__What this task involves__:
Restate all the material verbatim, except for the pictures.

§ §

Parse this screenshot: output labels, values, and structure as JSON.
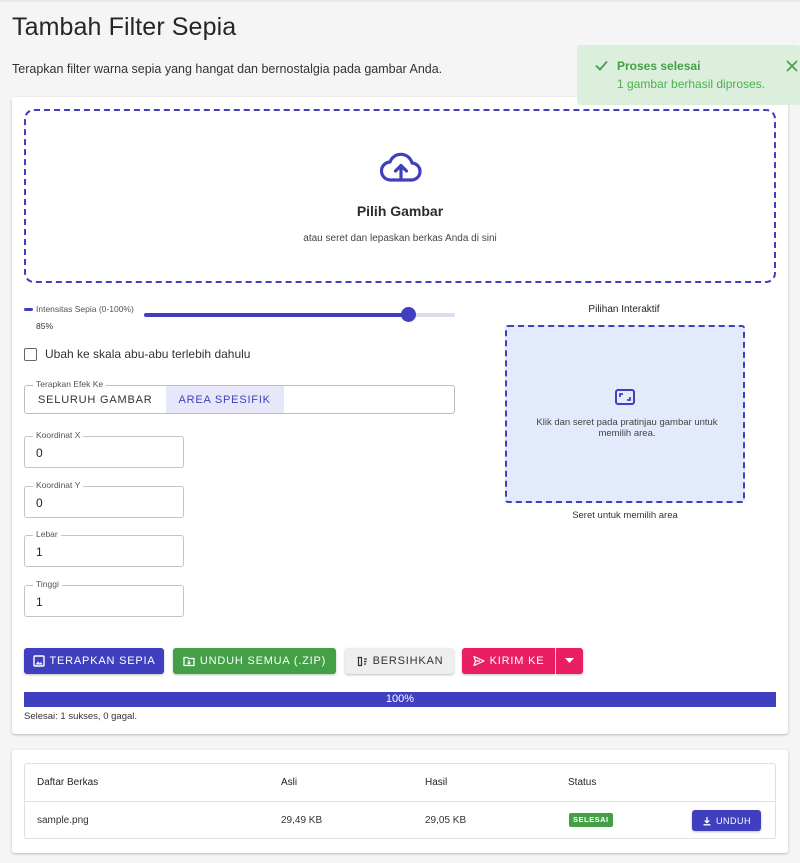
{
  "header": {
    "title": "Tambah Filter Sepia",
    "subtitle": "Terapkan filter warna sepia yang hangat dan bernostalgia pada gambar Anda."
  },
  "toast": {
    "title": "Proses selesai",
    "message": "1 gambar berhasil diproses.",
    "icon": "check-icon",
    "close_icon": "close-icon"
  },
  "dropzone": {
    "icon": "cloud-upload-icon",
    "title": "Pilih Gambar",
    "subtitle": "atau seret dan lepaskan berkas Anda di sini"
  },
  "slider": {
    "label": "Intensitas Sepia (0-100%)",
    "value": 85,
    "value_text": "85%"
  },
  "grayscale_checkbox": {
    "label": "Ubah ke skala abu-abu terlebih dahulu",
    "checked": false
  },
  "apply_to": {
    "legend": "Terapkan Efek Ke",
    "options": [
      "SELURUH GAMBAR",
      "AREA SPESIFIK"
    ],
    "selected": "AREA SPESIFIK"
  },
  "fields": {
    "x": {
      "label": "Koordinat X",
      "value": "0"
    },
    "y": {
      "label": "Koordinat Y",
      "value": "0"
    },
    "width": {
      "label": "Lebar",
      "value": "1"
    },
    "height": {
      "label": "Tinggi",
      "value": "1"
    }
  },
  "interactive": {
    "title": "Pilihan Interaktif",
    "icon": "select-area-icon",
    "instruction": "Klik dan seret pada pratinjau gambar untuk memilih area.",
    "caption": "Seret untuk memilih area"
  },
  "actions": {
    "apply_label": "TERAPKAN SEPIA",
    "download_all_label": "UNDUH SEMUA (.ZIP)",
    "clear_label": "BERSIHKAN",
    "send_label": "KIRIM KE"
  },
  "progress": {
    "percent": 100,
    "percent_text": "100%",
    "status": "Selesai: 1 sukses, 0 gagal."
  },
  "files": {
    "headers": [
      "Daftar Berkas",
      "Asli",
      "Hasil",
      "Status"
    ],
    "rows": [
      {
        "name": "sample.png",
        "original": "29,49 KB",
        "result": "29,05 KB",
        "status": "SELESAI",
        "action": "UNDUH"
      }
    ]
  },
  "colors": {
    "primary": "#3f3fbf",
    "success": "#43a047",
    "accent": "#e91e63",
    "toast_bg": "#dcefdc",
    "selection_bg": "#e3eafc"
  }
}
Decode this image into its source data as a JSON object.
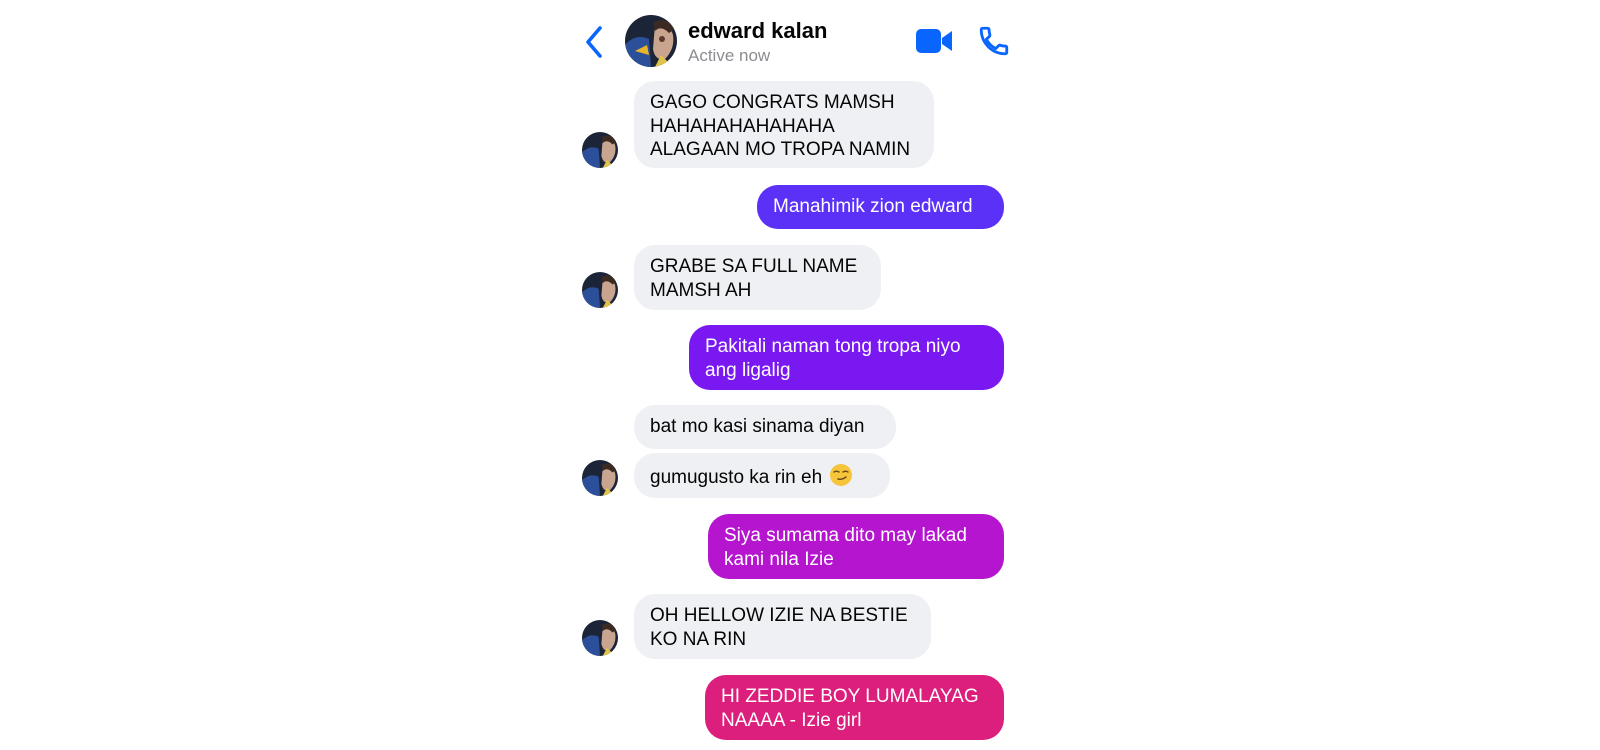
{
  "header": {
    "contact_name": "edward kalan",
    "status": "Active now",
    "back_icon": "chevron-left-icon",
    "video_icon": "video-camera-icon",
    "call_icon": "phone-icon",
    "accent_color": "#0866ff"
  },
  "messages": [
    {
      "from": "them",
      "lines": [
        "GAGO CONGRATS MAMSH",
        "HAHAHAHAHAHAHA",
        "ALAGAAN MO TROPA NAMIN"
      ]
    },
    {
      "from": "me",
      "lines": [
        "Manahimik zion edward"
      ],
      "color": "#5b30f7"
    },
    {
      "from": "them",
      "lines": [
        "GRABE SA FULL NAME",
        "MAMSH AH"
      ]
    },
    {
      "from": "me",
      "lines": [
        "Pakitali naman tong tropa niyo",
        "ang ligalig"
      ],
      "color": "#7a18f2"
    },
    {
      "from": "them",
      "lines": [
        "bat mo kasi sinama diyan"
      ]
    },
    {
      "from": "them",
      "lines": [
        "gumugusto ka rin eh"
      ],
      "emoji": "smirking-face-emoji"
    },
    {
      "from": "me",
      "lines": [
        "Siya sumama dito may lakad",
        "kami nila Izie"
      ],
      "color": "#b515cf"
    },
    {
      "from": "them",
      "lines": [
        "OH HELLOW IZIE NA BESTIE",
        "KO NA RIN"
      ]
    },
    {
      "from": "me",
      "lines": [
        "HI ZEDDIE BOY LUMALAYAG",
        "NAAAA - Izie girl"
      ],
      "color": "#dc1e7c"
    }
  ]
}
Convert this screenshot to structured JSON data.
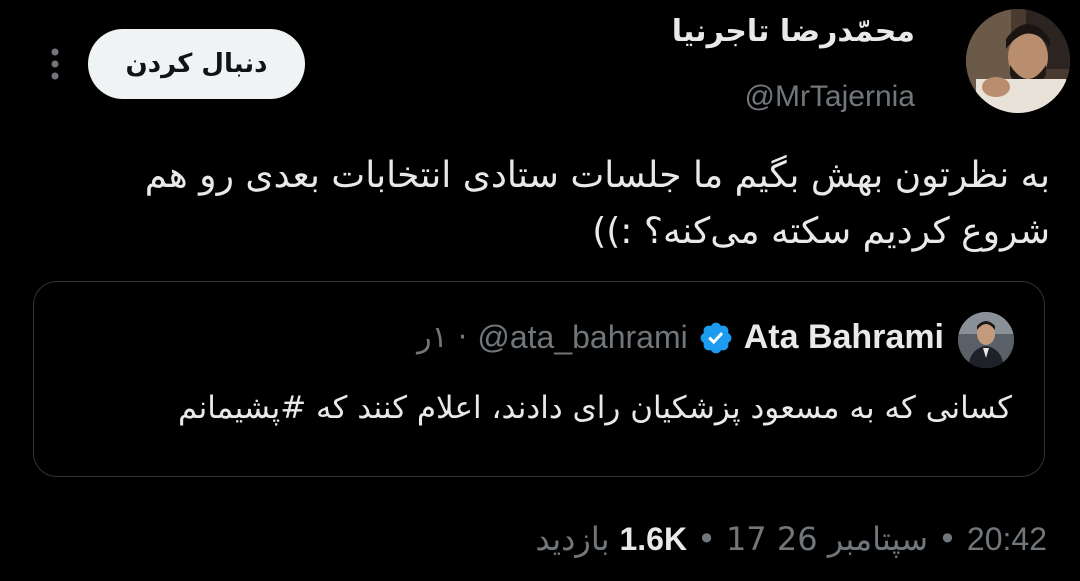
{
  "author": {
    "display_name": "محمّدرضا تاجرنیا",
    "handle": "@MrTajernia"
  },
  "follow_label": "دنبال کردن",
  "tweet": {
    "text": "به نظرتون بهش بگیم ما جلسات ستادی انتخابات بعدی رو هم شروع کردیم سکته می‌کنه؟ :))"
  },
  "quoted": {
    "name": "Ata Bahrami",
    "handle": "@ata_bahrami",
    "time": "۱ر",
    "verified": true,
    "text": "کسانی که به مسعود پزشکیان رای دادند، اعلام کنند که #پشیمانم"
  },
  "meta": {
    "time": "20:42",
    "date": "17 سپتامبر 26",
    "views_count": "1.6K",
    "views_label": "بازدید"
  },
  "colors": {
    "background": "#000000",
    "text_primary": "#e7e9ea",
    "text_secondary": "#71767b",
    "border": "#2f3336",
    "verified": "#1d9bf0",
    "button_bg": "#eff3f4"
  }
}
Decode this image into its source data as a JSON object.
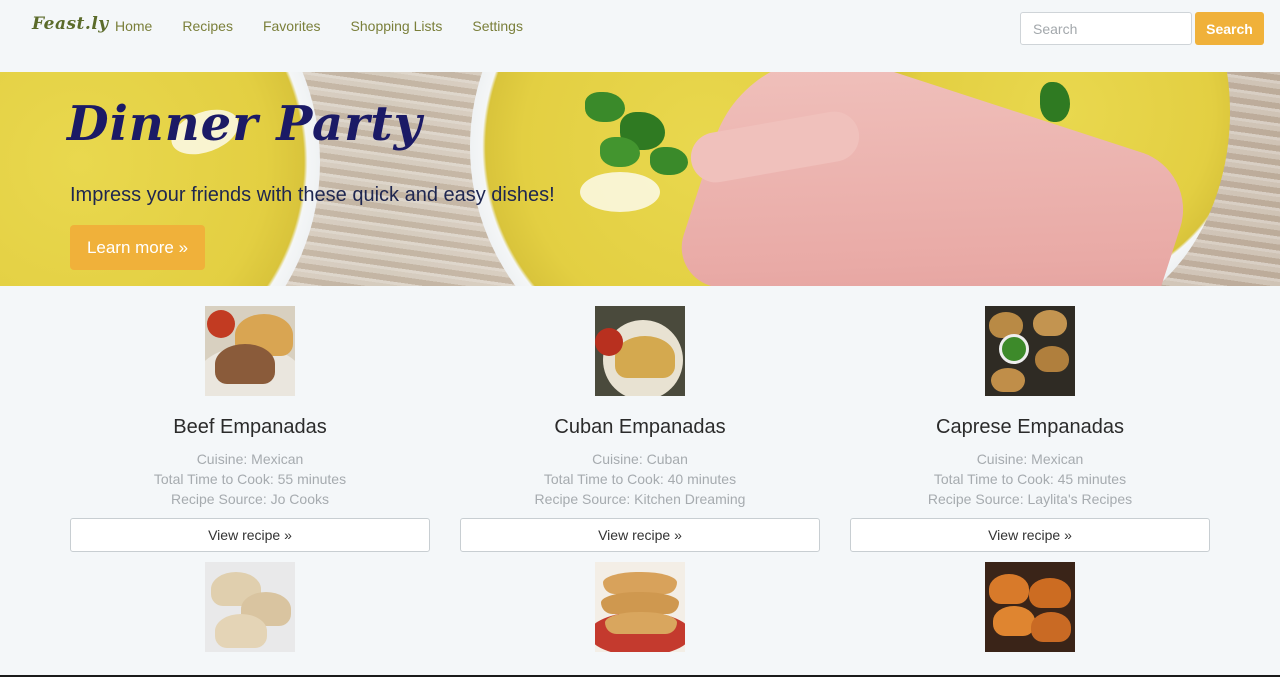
{
  "brand": "Feast.ly",
  "nav": [
    {
      "label": "Home"
    },
    {
      "label": "Recipes"
    },
    {
      "label": "Favorites"
    },
    {
      "label": "Shopping Lists"
    },
    {
      "label": "Settings"
    }
  ],
  "search": {
    "placeholder": "Search",
    "button_label": "Search"
  },
  "hero": {
    "title": "Dinner Party",
    "subtitle": "Impress your friends with these quick and easy dishes!",
    "button_label": "Learn more »"
  },
  "recipes": [
    {
      "name": "Beef Empanadas",
      "cuisine": "Cuisine: Mexican",
      "time": "Total Time to Cook: 55 minutes",
      "source": "Recipe Source: Jo Cooks",
      "button_label": "View recipe »"
    },
    {
      "name": "Cuban Empanadas",
      "cuisine": "Cuisine: Cuban",
      "time": "Total Time to Cook: 40 minutes",
      "source": "Recipe Source: Kitchen Dreaming",
      "button_label": "View recipe »"
    },
    {
      "name": "Caprese Empanadas",
      "cuisine": "Cuisine: Mexican",
      "time": "Total Time to Cook: 45 minutes",
      "source": "Recipe Source: Laylita's Recipes",
      "button_label": "View recipe »"
    }
  ],
  "colors": {
    "accent": "#f0b13a",
    "nav_text": "#7a7f3a",
    "hero_title": "#1b1a66",
    "background": "#f4f7f9"
  }
}
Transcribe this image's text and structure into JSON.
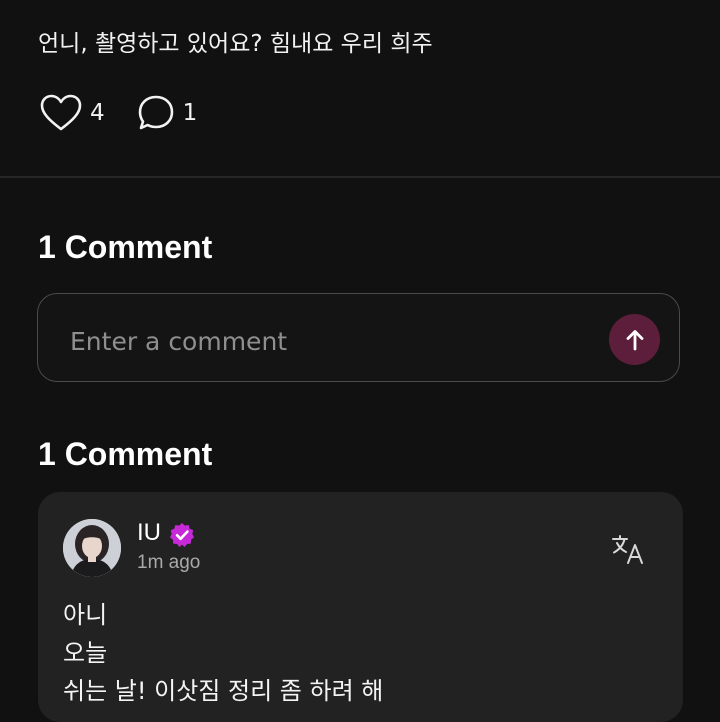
{
  "post": {
    "text": "언니, 촬영하고 있어요? 힘내요 우리 희주",
    "likes": "4",
    "comments": "1"
  },
  "comment_section": {
    "title": "1 Comment",
    "input_placeholder": "Enter a comment",
    "list_title": "1 Comment"
  },
  "comment": {
    "author": "IU",
    "time": "1m ago",
    "lines": [
      "아니",
      "오늘",
      "쉬는 날! 이삿짐 정리 좀 하려 해"
    ]
  },
  "colors": {
    "background": "#111111",
    "card": "#222222",
    "accent": "#c62ad8",
    "send_button": "#5c1e3a"
  },
  "icons": {
    "like": "heart-icon",
    "comment": "speech-bubble-icon",
    "send": "arrow-up-icon",
    "verified": "verified-badge-icon",
    "translate": "translate-icon"
  }
}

§ §

__Expected output__:
Parse this screenshot: output labels, values, and structure as JSON.
{
  "header": {
    "title": "Tambah Filter Sepia",
    "subtitle": "Terapkan filter warna sepia yang hangat dan bernostalgia pada gambar Anda."
  },
  "toast": {
    "title": "Proses selesai",
    "message": "1 gambar berhasil diproses.",
    "icon": "check-icon",
    "close_icon": "close-icon"
  },
  "dropzone": {
    "icon": "cloud-upload-icon",
    "title": "Pilih Gambar",
    "subtitle": "atau seret dan lepaskan berkas Anda di sini"
  },
  "slider": {
    "label": "Intensitas Sepia (0-100%)",
    "value": 85,
    "value_text": "85%"
  },
  "grayscale_checkbox": {
    "label": "Ubah ke skala abu-abu terlebih dahulu",
    "checked": false
  },
  "apply_to": {
    "legend": "Terapkan Efek Ke",
    "options": [
      "SELURUH GAMBAR",
      "AREA SPESIFIK"
    ],
    "selected": "AREA SPESIFIK"
  },
  "fields": {
    "x": {
      "label": "Koordinat X",
      "value": "0"
    },
    "y": {
      "label": "Koordinat Y",
      "value": "0"
    },
    "width": {
      "label": "Lebar",
      "value": "1"
    },
    "height": {
      "label": "Tinggi",
      "value": "1"
    }
  },
  "interactive": {
    "title": "Pilihan Interaktif",
    "icon": "select-area-icon",
    "instruction": "Klik dan seret pada pratinjau gambar untuk memilih area.",
    "caption": "Seret untuk memilih area"
  },
  "actions": {
    "apply_label": "TERAPKAN SEPIA",
    "download_all_label": "UNDUH SEMUA (.ZIP)",
    "clear_label": "BERSIHKAN",
    "send_label": "KIRIM KE"
  },
  "progress": {
    "percent": 100,
    "percent_text": "100%",
    "status": "Selesai: 1 sukses, 0 gagal."
  },
  "files": {
    "headers": [
      "Daftar Berkas",
      "Asli",
      "Hasil",
      "Status"
    ],
    "rows": [
      {
        "name": "sample.png",
        "original": "29,49 KB",
        "result": "29,05 KB",
        "status": "SELESAI",
        "action": "UNDUH"
      }
    ]
  },
  "colors": {
    "primary": "#3f3fbf",
    "success": "#43a047",
    "accent": "#e91e63",
    "toast_bg": "#dcefdc",
    "selection_bg": "#e3eafc"
  }
}
Decode this image into its source data as a JSON object.
{
  "header": {
    "contact_name": "edward kalan",
    "status": "Active now",
    "back_icon": "chevron-left-icon",
    "video_icon": "video-camera-icon",
    "call_icon": "phone-icon",
    "accent_color": "#0866ff"
  },
  "messages": [
    {
      "from": "them",
      "lines": [
        "GAGO CONGRATS MAMSH",
        "HAHAHAHAHAHAHA",
        "ALAGAAN MO TROPA NAMIN"
      ]
    },
    {
      "from": "me",
      "lines": [
        "Manahimik zion edward"
      ],
      "color": "#5b30f7"
    },
    {
      "from": "them",
      "lines": [
        "GRABE SA FULL NAME",
        "MAMSH AH"
      ]
    },
    {
      "from": "me",
      "lines": [
        "Pakitali naman tong tropa niyo",
        "ang ligalig"
      ],
      "color": "#7a18f2"
    },
    {
      "from": "them",
      "lines": [
        "bat mo kasi sinama diyan"
      ]
    },
    {
      "from": "them",
      "lines": [
        "gumugusto ka rin eh"
      ],
      "emoji": "smirking-face-emoji"
    },
    {
      "from": "me",
      "lines": [
        "Siya sumama dito may lakad",
        "kami nila Izie"
      ],
      "color": "#b515cf"
    },
    {
      "from": "them",
      "lines": [
        "OH HELLOW IZIE NA BESTIE",
        "KO NA RIN"
      ]
    },
    {
      "from": "me",
      "lines": [
        "HI ZEDDIE BOY LUMALAYAG",
        "NAAAA - Izie girl"
      ],
      "color": "#dc1e7c"
    }
  ]
}
Convert this screenshot to structured JSON data.
{
  "author": {
    "display_name": "محمّدرضا تاجرنیا",
    "handle": "@MrTajernia"
  },
  "follow_label": "دنبال کردن",
  "tweet": {
    "text": "به نظرتون بهش بگیم ما جلسات ستادی انتخابات بعدی رو هم شروع کردیم سکته می‌کنه؟ :))"
  },
  "quoted": {
    "name": "Ata Bahrami",
    "handle": "@ata_bahrami",
    "time": "۱ر",
    "verified": true,
    "text": "کسانی که به مسعود پزشکیان رای دادند، اعلام کنند که #پشیمانم"
  },
  "meta": {
    "time": "20:42",
    "date": "17 سپتامبر 26",
    "views_count": "1.6K",
    "views_label": "بازدید"
  },
  "colors": {
    "background": "#000000",
    "text_primary": "#e7e9ea",
    "text_secondary": "#71767b",
    "border": "#2f3336",
    "verified": "#1d9bf0",
    "button_bg": "#eff3f4"
  }
}
Decode this image into its source data as a JSON object.
{
  "brand": "Feast.ly",
  "nav": [
    {
      "label": "Home"
    },
    {
      "label": "Recipes"
    },
    {
      "label": "Favorites"
    },
    {
      "label": "Shopping Lists"
    },
    {
      "label": "Settings"
    }
  ],
  "search": {
    "placeholder": "Search",
    "button_label": "Search"
  },
  "hero": {
    "title": "Dinner Party",
    "subtitle": "Impress your friends with these quick and easy dishes!",
    "button_label": "Learn more »"
  },
  "recipes": [
    {
      "name": "Beef Empanadas",
      "cuisine": "Cuisine: Mexican",
      "time": "Total Time to Cook: 55 minutes",
      "source": "Recipe Source: Jo Cooks",
      "button_label": "View recipe »"
    },
    {
      "name": "Cuban Empanadas",
      "cuisine": "Cuisine: Cuban",
      "time": "Total Time to Cook: 40 minutes",
      "source": "Recipe Source: Kitchen Dreaming",
      "button_label": "View recipe »"
    },
    {
      "name": "Caprese Empanadas",
      "cuisine": "Cuisine: Mexican",
      "time": "Total Time to Cook: 45 minutes",
      "source": "Recipe Source: Laylita's Recipes",
      "button_label": "View recipe »"
    }
  ],
  "colors": {
    "accent": "#f0b13a",
    "nav_text": "#7a7f3a",
    "hero_title": "#1b1a66",
    "background": "#f4f7f9"
  }
}
Transcribe this image's text and structure into JSON.
{
  "post": {
    "text": "언니, 촬영하고 있어요? 힘내요 우리 희주",
    "likes": "4",
    "comments": "1"
  },
  "comment_section": {
    "title": "1 Comment",
    "input_placeholder": "Enter a comment",
    "list_title": "1 Comment"
  },
  "comment": {
    "author": "IU",
    "time": "1m ago",
    "lines": [
      "아니",
      "오늘",
      "쉬는 날! 이삿짐 정리 좀 하려 해"
    ]
  },
  "colors": {
    "background": "#111111",
    "card": "#222222",
    "accent": "#c62ad8",
    "send_button": "#5c1e3a"
  },
  "icons": {
    "like": "heart-icon",
    "comment": "speech-bubble-icon",
    "send": "arrow-up-icon",
    "verified": "verified-badge-icon",
    "translate": "translate-icon"
  }
}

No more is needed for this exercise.